··· Raw data

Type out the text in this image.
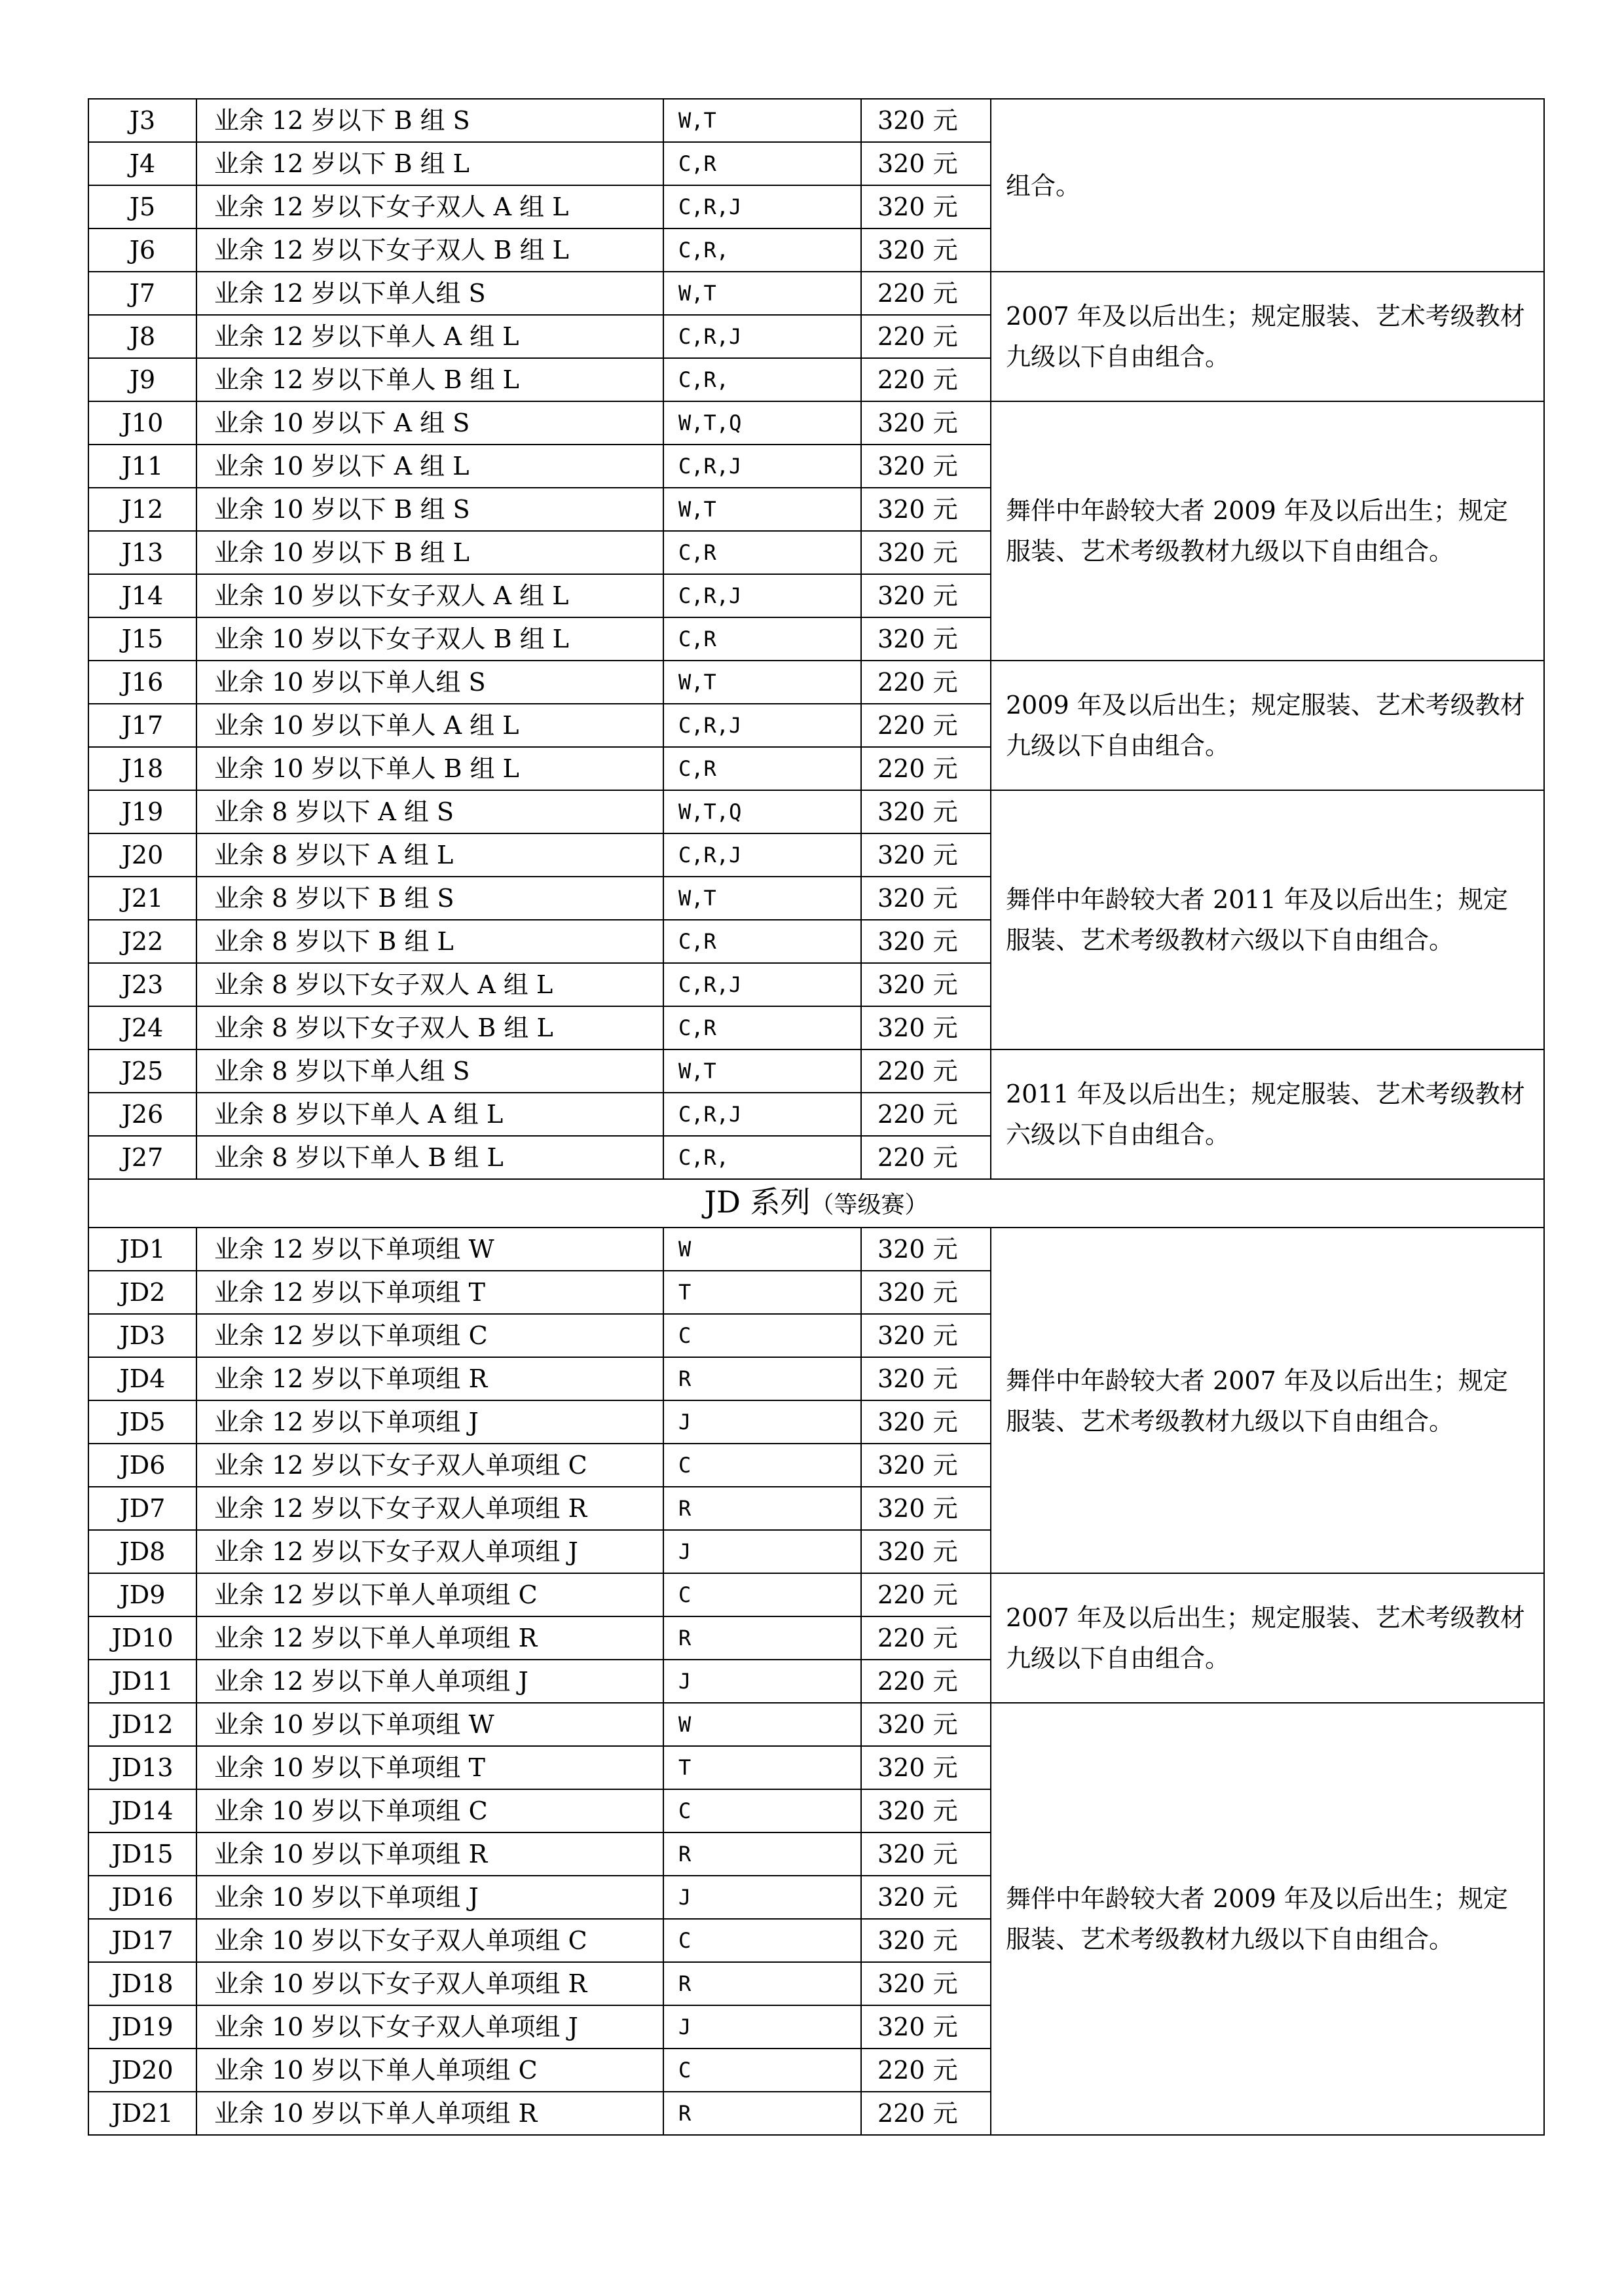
J3	业余 12 岁以下 B 组 S	W,T	320 元	组合。

J4	业余 12 岁以下 B 组 L	C,R	320 元	
J5	业余 12 岁以下女子双人 A 组 L	C,R,J	320 元	
J6	业余 12 岁以下女子双人 B 组 L	C,R,	320 元	
J7	业余 12 岁以下单人组 S	W,T	220 元	2007 年及以后出生；规定服装、艺术考级教材九级以下自由组合。

J8	业余 12 岁以下单人 A 组 L	C,R,J	220 元	
J9	业余 12 岁以下单人 B 组 L	C,R,	220 元	
J10	业余 10 岁以下 A 组 S	W,T,Q	320 元	舞伴中年龄较大者 2009 年及以后出生；规定服装、艺术考级教材九级以下自由组合。

J11	业余 10 岁以下 A 组 L	C,R,J	320 元	
J12	业余 10 岁以下 B 组 S	W,T	320 元	
J13	业余 10 岁以下 B 组 L	C,R	320 元	
J14	业余 10 岁以下女子双人 A 组 L	C,R,J	320 元	
J15	业余 10 岁以下女子双人 B 组 L	C,R	320 元	
J16	业余 10 岁以下单人组 S	W,T	220 元	2009 年及以后出生；规定服装、艺术考级教材九级以下自由组合。

J17	业余 10 岁以下单人 A 组 L	C,R,J	220 元	
J18	业余 10 岁以下单人 B 组 L	C,R	220 元	
J19	业余 8 岁以下 A 组 S	W,T,Q	320 元	舞伴中年龄较大者 2011 年及以后出生；规定服装、艺术考级教材六级以下自由组合。

J20	业余 8 岁以下 A 组 L	C,R,J	320 元	
J21	业余 8 岁以下 B 组 S	W,T	320 元	
J22	业余 8 岁以下 B 组 L	C,R	320 元	
J23	业余 8 岁以下女子双人 A 组 L	C,R,J	320 元	
J24	业余 8 岁以下女子双人 B 组 L	C,R	320 元	
J25	业余 8 岁以下单人组 S	W,T	220 元	2011 年及以后出生；规定服装、艺术考级教材六级以下自由组合。

J26	业余 8 岁以下单人 A 组 L	C,R,J	220 元	
J27	业余 8 岁以下单人 B 组 L	C,R,	220 元	
JD 系列（等级赛）				
JD1	业余 12 岁以下单项组 W	W	320 元	舞伴中年龄较大者 2007 年及以后出生；规定服装、艺术考级教材九级以下自由组合。

JD2	业余 12 岁以下单项组 T	T	320 元	
JD3	业余 12 岁以下单项组 C	C	320 元	
JD4	业余 12 岁以下单项组 R	R	320 元	
JD5	业余 12 岁以下单项组 J	J	320 元	
JD6	业余 12 岁以下女子双人单项组 C	C	320 元	
JD7	业余 12 岁以下女子双人单项组 R	R	320 元	
JD8	业余 12 岁以下女子双人单项组 J	J	320 元	
JD9	业余 12 岁以下单人单项组 C	C	220 元	2007 年及以后出生；规定服装、艺术考级教材九级以下自由组合。

JD10	业余 12 岁以下单人单项组 R	R	220 元	
JD11	业余 12 岁以下单人单项组 J	J	220 元	
JD12	业余 10 岁以下单项组 W	W	320 元	舞伴中年龄较大者 2009 年及以后出生；规定服装、艺术考级教材九级以下自由组合。

JD13	业余 10 岁以下单项组 T	T	320 元	
JD14	业余 10 岁以下单项组 C	C	320 元	
JD15	业余 10 岁以下单项组 R	R	320 元	
JD16	业余 10 岁以下单项组 J	J	320 元	
JD17	业余 10 岁以下女子双人单项组 C	C	320 元	
JD18	业余 10 岁以下女子双人单项组 R	R	320 元	
JD19	业余 10 岁以下女子双人单项组 J	J	320 元	
JD20	业余 10 岁以下单人单项组 C	C	220 元	
JD21	业余 10 岁以下单人单项组 R	R	220 元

······

> [Short exercise]
Copy, from the material, each line that holds the string "舞伴中年龄较大者".

> [Reply to the exercise]
J10	业余 10 岁以下 A 组 S	W,T,Q	320 元	舞伴中年龄较大者 2009 年及以后出生；规定服装、艺术考级教材九级以下自由组合。
J19	业余 8 岁以下 A 组 S	W,T,Q	320 元	舞伴中年龄较大者 2011 年及以后出生；规定服装、艺术考级教材六级以下自由组合。
JD1	业余 12 岁以下单项组 W	W	320 元	舞伴中年龄较大者 2007 年及以后出生；规定服装、艺术考级教材九级以下自由组合。
JD12	业余 10 岁以下单项组 W	W	320 元	舞伴中年龄较大者 2009 年及以后出生；规定服装、艺术考级教材九级以下自由组合。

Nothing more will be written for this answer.